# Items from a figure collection
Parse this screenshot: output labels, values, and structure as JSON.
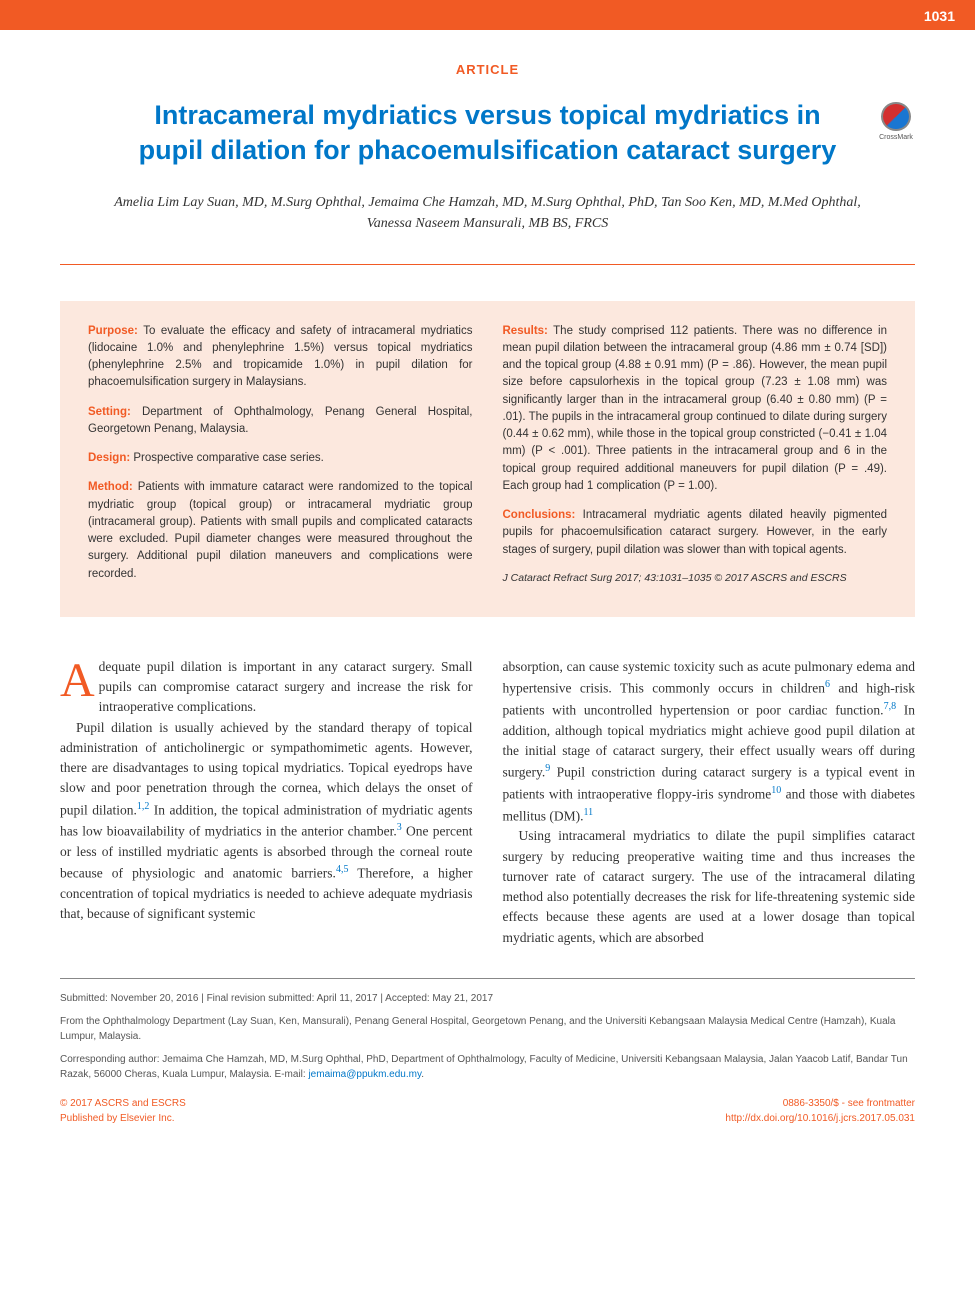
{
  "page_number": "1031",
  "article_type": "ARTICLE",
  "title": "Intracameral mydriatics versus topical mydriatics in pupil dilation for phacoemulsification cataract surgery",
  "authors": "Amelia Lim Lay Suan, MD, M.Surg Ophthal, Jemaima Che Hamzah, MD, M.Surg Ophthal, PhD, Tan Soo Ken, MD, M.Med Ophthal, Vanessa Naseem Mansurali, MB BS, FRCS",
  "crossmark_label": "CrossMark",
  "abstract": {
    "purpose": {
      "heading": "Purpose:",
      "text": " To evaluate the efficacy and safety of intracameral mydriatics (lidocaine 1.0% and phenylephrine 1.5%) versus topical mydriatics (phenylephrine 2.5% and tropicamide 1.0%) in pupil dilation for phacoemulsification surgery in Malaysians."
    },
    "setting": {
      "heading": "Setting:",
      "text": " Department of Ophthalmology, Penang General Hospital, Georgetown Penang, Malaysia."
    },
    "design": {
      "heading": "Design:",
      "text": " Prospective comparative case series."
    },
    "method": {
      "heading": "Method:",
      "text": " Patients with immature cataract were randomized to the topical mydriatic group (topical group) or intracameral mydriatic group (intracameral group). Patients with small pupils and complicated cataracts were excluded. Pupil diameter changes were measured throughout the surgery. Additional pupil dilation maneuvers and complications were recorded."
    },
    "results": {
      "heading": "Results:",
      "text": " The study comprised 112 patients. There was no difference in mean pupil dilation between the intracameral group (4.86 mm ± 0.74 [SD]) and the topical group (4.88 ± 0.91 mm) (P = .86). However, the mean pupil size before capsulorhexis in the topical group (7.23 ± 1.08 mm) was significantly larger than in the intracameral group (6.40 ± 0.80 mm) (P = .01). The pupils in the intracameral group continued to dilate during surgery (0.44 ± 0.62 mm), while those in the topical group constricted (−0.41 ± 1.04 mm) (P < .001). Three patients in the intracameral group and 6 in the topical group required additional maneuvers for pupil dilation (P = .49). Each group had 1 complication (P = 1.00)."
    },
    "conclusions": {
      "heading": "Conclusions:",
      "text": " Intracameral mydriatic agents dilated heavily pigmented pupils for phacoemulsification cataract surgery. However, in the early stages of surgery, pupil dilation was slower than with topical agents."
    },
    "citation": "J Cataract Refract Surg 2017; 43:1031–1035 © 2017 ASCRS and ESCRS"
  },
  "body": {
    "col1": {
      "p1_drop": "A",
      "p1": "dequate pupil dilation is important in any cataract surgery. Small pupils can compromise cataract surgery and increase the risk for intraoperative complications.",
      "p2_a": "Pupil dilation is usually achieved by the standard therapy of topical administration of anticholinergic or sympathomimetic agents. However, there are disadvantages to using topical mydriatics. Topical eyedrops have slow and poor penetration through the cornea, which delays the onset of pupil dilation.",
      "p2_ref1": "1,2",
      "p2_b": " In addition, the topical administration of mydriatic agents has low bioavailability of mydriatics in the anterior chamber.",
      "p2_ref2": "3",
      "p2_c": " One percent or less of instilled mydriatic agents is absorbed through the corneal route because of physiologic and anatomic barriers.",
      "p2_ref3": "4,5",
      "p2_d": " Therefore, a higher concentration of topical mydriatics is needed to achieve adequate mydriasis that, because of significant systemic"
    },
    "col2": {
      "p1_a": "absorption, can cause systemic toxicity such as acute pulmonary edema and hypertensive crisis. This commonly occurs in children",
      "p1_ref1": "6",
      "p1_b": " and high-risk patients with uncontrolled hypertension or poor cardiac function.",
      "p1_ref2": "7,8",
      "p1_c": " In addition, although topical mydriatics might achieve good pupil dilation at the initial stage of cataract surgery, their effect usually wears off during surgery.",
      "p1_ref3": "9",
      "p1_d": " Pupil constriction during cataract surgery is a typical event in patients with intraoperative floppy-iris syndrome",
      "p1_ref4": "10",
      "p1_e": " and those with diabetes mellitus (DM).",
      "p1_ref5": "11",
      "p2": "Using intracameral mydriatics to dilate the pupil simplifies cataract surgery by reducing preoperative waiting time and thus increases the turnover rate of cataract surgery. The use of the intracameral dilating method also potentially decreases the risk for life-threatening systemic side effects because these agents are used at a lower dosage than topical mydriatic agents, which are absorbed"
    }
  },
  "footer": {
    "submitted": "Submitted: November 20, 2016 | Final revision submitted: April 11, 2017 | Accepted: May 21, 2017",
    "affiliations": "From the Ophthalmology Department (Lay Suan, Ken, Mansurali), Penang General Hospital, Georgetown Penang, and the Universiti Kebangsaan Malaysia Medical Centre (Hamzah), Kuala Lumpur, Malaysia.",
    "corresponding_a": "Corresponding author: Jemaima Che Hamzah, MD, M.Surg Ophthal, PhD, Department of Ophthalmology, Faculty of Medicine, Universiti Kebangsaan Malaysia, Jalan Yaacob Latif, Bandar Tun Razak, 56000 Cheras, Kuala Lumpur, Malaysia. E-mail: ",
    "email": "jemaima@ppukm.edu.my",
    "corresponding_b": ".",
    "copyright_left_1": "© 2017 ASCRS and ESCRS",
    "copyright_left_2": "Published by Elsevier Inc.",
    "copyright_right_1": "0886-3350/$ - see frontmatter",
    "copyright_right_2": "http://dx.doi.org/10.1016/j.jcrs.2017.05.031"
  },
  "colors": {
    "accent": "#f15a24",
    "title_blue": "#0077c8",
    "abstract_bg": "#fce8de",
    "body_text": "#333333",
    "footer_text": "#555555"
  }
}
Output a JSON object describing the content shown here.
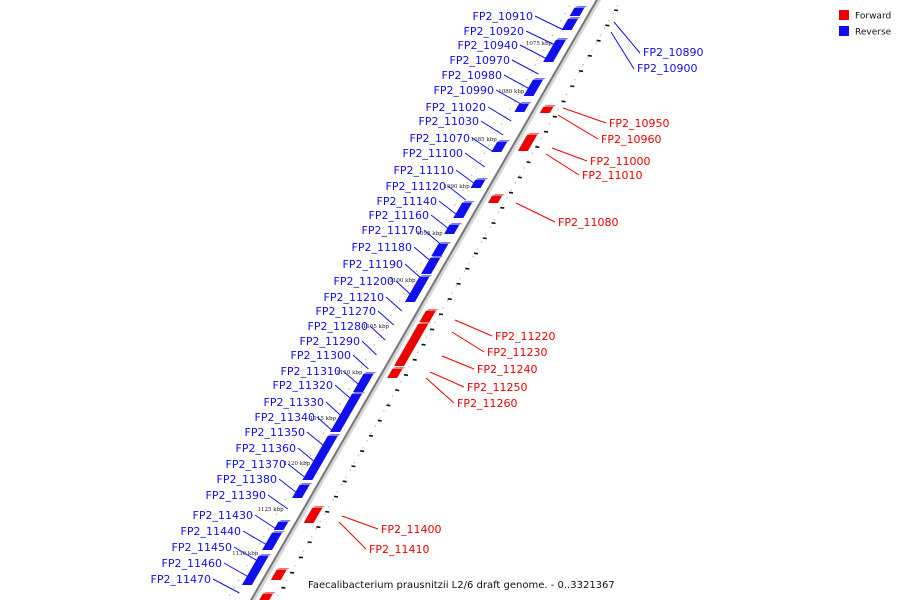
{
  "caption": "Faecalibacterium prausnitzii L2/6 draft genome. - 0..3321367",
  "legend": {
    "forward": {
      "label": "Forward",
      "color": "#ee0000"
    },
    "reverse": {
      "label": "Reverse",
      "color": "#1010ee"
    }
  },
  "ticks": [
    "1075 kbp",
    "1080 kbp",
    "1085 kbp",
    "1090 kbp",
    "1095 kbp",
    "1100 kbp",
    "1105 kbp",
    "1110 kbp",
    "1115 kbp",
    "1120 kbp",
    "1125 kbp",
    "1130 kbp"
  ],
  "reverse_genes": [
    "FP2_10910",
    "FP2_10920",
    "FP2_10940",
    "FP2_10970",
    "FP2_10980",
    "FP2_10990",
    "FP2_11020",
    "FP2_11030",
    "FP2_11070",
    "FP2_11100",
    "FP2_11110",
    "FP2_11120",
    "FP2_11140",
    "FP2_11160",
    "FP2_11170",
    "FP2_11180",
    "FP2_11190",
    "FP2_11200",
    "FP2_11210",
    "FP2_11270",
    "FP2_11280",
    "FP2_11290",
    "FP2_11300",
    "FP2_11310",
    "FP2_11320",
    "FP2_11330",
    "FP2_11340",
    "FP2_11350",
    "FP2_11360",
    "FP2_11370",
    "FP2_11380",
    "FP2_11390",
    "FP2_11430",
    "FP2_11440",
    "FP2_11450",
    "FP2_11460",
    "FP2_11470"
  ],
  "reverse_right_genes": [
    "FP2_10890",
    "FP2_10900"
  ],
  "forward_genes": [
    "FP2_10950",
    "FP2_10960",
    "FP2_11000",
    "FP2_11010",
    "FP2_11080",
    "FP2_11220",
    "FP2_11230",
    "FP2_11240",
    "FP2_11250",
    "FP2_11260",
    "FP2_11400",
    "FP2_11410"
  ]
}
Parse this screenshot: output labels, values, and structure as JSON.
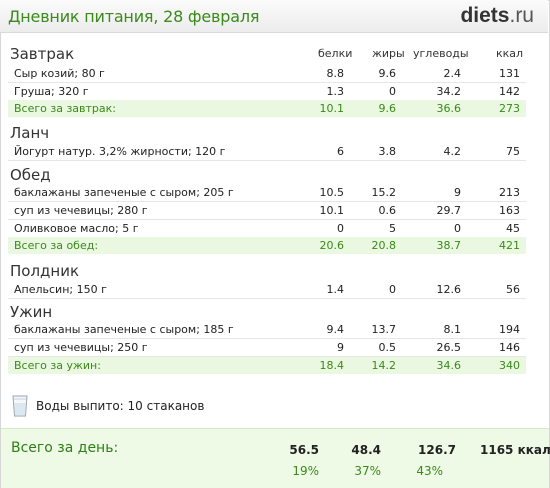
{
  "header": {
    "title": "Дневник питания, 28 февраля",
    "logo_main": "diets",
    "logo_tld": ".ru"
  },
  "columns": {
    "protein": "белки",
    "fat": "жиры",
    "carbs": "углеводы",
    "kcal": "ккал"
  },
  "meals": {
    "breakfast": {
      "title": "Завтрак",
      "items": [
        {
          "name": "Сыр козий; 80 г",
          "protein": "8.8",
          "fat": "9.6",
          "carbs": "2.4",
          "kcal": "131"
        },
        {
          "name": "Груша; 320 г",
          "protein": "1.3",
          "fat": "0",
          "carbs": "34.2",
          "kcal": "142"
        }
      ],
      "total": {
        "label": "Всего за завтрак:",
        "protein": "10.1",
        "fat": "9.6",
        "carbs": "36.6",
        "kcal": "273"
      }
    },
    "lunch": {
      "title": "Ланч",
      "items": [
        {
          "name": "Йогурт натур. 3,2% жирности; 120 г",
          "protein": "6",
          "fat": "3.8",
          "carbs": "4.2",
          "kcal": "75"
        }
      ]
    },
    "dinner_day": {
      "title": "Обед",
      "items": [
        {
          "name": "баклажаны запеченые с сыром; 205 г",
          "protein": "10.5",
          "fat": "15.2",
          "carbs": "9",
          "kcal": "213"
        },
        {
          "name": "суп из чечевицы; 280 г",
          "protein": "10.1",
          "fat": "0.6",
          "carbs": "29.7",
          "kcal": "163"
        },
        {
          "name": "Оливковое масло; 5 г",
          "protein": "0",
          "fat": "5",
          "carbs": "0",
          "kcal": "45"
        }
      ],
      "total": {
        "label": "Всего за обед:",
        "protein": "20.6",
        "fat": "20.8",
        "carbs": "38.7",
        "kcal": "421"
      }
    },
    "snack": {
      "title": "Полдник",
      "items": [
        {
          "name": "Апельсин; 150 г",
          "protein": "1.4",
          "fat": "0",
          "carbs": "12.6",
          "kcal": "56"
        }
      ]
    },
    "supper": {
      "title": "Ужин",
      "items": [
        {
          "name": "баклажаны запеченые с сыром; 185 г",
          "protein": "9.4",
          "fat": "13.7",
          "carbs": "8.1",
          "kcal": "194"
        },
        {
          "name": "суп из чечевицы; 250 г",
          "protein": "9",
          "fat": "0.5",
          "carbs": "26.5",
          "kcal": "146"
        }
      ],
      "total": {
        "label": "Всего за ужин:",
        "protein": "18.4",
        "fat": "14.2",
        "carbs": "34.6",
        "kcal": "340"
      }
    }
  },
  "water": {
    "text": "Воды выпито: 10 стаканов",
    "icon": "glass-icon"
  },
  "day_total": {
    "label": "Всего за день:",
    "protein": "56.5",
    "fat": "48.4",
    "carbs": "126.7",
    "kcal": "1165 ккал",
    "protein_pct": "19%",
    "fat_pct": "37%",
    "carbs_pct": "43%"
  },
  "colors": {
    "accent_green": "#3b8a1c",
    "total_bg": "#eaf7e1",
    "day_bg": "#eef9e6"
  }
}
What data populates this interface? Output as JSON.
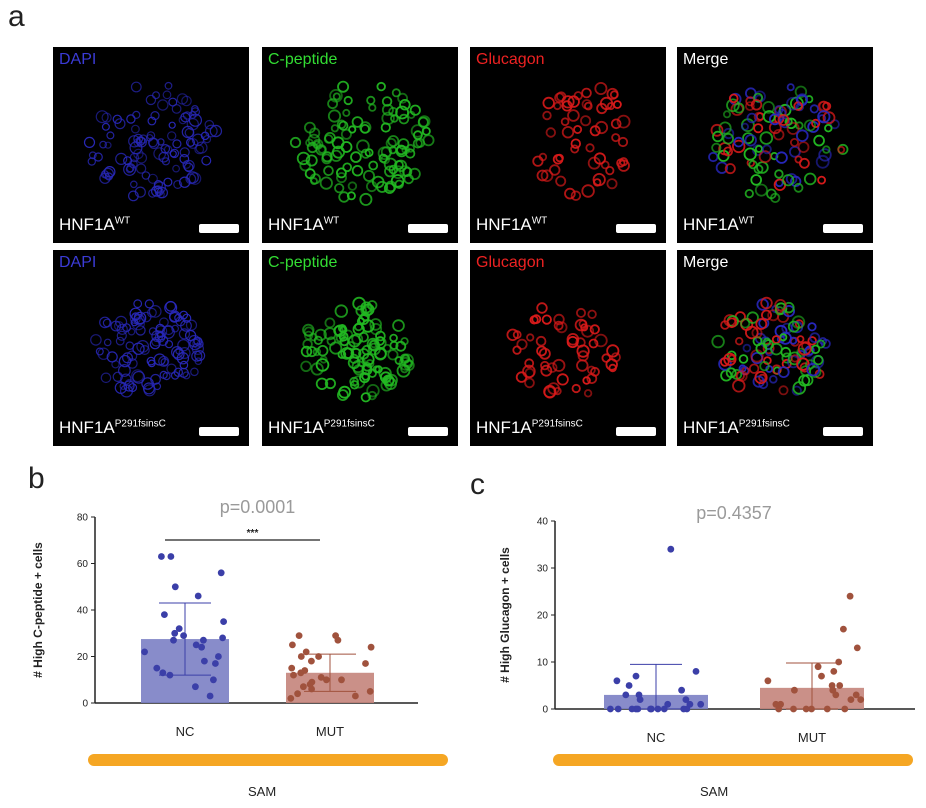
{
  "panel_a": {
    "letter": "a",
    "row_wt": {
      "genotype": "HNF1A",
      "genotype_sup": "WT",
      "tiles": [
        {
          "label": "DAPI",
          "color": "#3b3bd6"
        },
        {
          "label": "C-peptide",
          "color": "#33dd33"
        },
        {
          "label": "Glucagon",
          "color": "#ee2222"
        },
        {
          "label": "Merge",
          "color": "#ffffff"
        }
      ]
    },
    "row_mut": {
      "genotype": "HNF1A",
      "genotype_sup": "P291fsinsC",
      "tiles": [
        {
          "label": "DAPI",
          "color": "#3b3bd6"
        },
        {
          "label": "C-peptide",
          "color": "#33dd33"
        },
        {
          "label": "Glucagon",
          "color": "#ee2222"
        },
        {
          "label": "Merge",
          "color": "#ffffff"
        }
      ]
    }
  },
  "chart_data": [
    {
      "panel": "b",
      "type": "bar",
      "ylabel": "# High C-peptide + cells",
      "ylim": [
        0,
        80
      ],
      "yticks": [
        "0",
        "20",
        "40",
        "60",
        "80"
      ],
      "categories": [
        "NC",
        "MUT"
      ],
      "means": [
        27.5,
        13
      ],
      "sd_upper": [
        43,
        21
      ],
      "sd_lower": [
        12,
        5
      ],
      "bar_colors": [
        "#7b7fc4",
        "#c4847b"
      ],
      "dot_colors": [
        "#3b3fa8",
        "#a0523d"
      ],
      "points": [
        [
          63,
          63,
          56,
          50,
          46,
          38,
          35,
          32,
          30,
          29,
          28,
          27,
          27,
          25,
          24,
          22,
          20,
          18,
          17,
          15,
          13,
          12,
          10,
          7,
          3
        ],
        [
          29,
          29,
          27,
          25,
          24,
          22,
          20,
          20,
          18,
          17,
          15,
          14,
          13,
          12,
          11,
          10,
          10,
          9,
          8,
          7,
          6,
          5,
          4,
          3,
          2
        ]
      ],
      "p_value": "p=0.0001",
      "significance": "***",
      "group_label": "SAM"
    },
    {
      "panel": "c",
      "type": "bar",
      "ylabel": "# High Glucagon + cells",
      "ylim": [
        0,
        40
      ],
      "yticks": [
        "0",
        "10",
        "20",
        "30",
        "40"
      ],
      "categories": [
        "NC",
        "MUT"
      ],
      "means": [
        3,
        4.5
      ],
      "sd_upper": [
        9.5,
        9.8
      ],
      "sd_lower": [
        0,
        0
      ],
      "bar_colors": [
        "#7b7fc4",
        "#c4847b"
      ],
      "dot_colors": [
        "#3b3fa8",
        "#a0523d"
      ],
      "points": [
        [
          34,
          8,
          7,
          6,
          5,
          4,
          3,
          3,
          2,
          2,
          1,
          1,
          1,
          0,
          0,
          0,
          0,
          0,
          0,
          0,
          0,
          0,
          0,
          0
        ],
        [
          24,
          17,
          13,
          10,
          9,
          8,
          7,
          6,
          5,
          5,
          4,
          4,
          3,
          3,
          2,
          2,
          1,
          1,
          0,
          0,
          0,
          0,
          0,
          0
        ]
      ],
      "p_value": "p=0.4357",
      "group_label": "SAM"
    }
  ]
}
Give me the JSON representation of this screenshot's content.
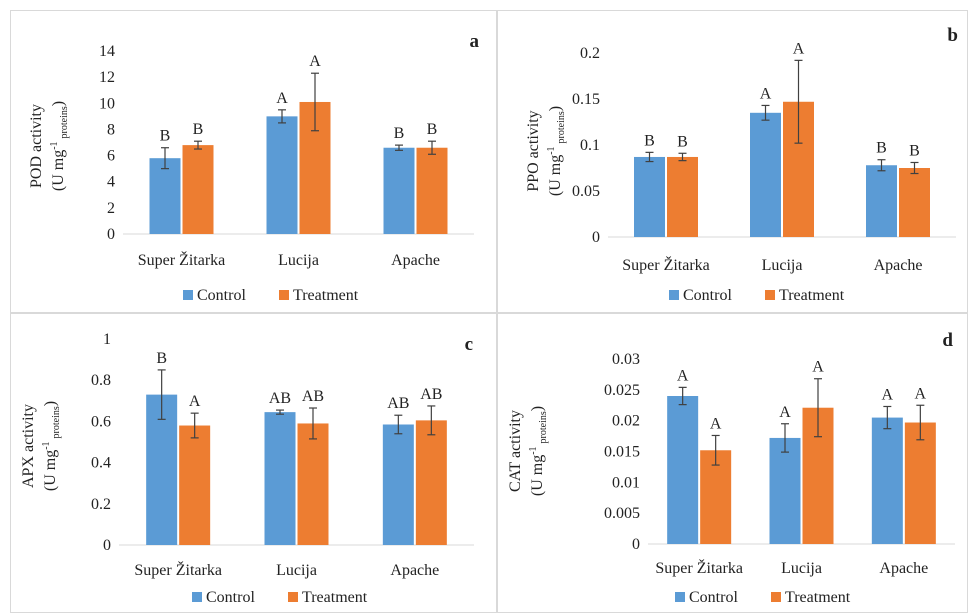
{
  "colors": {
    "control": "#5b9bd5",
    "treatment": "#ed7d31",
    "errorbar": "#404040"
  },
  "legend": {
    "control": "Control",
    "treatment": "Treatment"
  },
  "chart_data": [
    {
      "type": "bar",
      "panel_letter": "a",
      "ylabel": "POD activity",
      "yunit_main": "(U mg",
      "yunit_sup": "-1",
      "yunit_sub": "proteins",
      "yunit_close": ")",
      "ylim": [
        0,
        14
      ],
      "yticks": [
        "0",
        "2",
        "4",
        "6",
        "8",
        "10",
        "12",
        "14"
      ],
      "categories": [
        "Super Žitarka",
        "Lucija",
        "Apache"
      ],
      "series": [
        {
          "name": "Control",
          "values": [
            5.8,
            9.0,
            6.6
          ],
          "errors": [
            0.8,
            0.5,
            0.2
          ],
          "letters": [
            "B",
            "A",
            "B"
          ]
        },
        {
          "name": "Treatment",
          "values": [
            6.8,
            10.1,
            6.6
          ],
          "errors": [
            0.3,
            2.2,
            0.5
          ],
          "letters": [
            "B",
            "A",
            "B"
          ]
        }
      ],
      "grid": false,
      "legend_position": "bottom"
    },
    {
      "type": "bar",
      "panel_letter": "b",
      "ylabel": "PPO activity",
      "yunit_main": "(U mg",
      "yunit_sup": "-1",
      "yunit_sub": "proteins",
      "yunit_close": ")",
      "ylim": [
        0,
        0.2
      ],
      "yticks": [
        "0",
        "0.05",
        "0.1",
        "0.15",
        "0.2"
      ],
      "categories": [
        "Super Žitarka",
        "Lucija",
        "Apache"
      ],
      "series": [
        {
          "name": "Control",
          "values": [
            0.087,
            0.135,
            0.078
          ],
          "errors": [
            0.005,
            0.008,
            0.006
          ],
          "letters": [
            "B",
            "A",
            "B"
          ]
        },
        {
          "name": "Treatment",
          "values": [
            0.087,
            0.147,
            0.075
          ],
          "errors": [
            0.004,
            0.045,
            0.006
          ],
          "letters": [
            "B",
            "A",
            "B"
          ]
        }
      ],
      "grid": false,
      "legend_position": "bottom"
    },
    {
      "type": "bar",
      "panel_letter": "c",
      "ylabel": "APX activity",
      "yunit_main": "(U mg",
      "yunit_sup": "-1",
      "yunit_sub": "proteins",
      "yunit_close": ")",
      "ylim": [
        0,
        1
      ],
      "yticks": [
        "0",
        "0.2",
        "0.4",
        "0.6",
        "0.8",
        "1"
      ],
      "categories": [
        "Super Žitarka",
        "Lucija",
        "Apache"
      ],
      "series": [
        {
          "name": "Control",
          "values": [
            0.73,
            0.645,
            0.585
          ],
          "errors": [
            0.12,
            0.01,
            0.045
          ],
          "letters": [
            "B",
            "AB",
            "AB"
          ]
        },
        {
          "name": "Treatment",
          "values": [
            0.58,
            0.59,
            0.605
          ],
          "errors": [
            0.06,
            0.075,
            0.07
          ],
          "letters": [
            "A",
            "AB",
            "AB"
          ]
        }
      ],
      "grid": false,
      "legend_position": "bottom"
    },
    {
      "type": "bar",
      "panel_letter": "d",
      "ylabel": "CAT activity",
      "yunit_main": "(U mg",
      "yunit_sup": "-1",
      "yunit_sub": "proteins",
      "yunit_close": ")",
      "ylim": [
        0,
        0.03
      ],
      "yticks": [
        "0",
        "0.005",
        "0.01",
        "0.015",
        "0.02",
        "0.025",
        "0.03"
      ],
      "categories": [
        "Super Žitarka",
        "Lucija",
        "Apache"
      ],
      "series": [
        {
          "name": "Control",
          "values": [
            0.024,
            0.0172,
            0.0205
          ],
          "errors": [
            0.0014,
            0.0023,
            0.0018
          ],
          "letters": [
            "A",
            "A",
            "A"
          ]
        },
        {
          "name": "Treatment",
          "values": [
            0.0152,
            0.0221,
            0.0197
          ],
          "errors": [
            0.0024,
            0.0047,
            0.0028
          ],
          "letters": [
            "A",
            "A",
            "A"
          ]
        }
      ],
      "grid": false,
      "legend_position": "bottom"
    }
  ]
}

# Task brief
Identify the lines in the entries above that contain "Department", then copy them out.

# Result of this task
      "text": " Department of Ophthalmology, Penang General Hospital, Georgetown Penang, Malaysia."
    "affiliations": "From the Ophthalmology Department (Lay Suan, Ken, Mansurali), Penang General Hospital, Georgetown Penang, and the Universiti Kebangsaan Malaysia Medical Centre (Hamzah), Kuala Lumpur, Malaysia.",
    "corresponding_a": "Corresponding author: Jemaima Che Hamzah, MD, M.Surg Ophthal, PhD, Department of Ophthalmology, Faculty of Medicine, Universiti Kebangsaan Malaysia, Jalan Yaacob Latif, Bandar Tun Razak, 56000 Cheras, Kuala Lumpur, Malaysia. E-mail: ",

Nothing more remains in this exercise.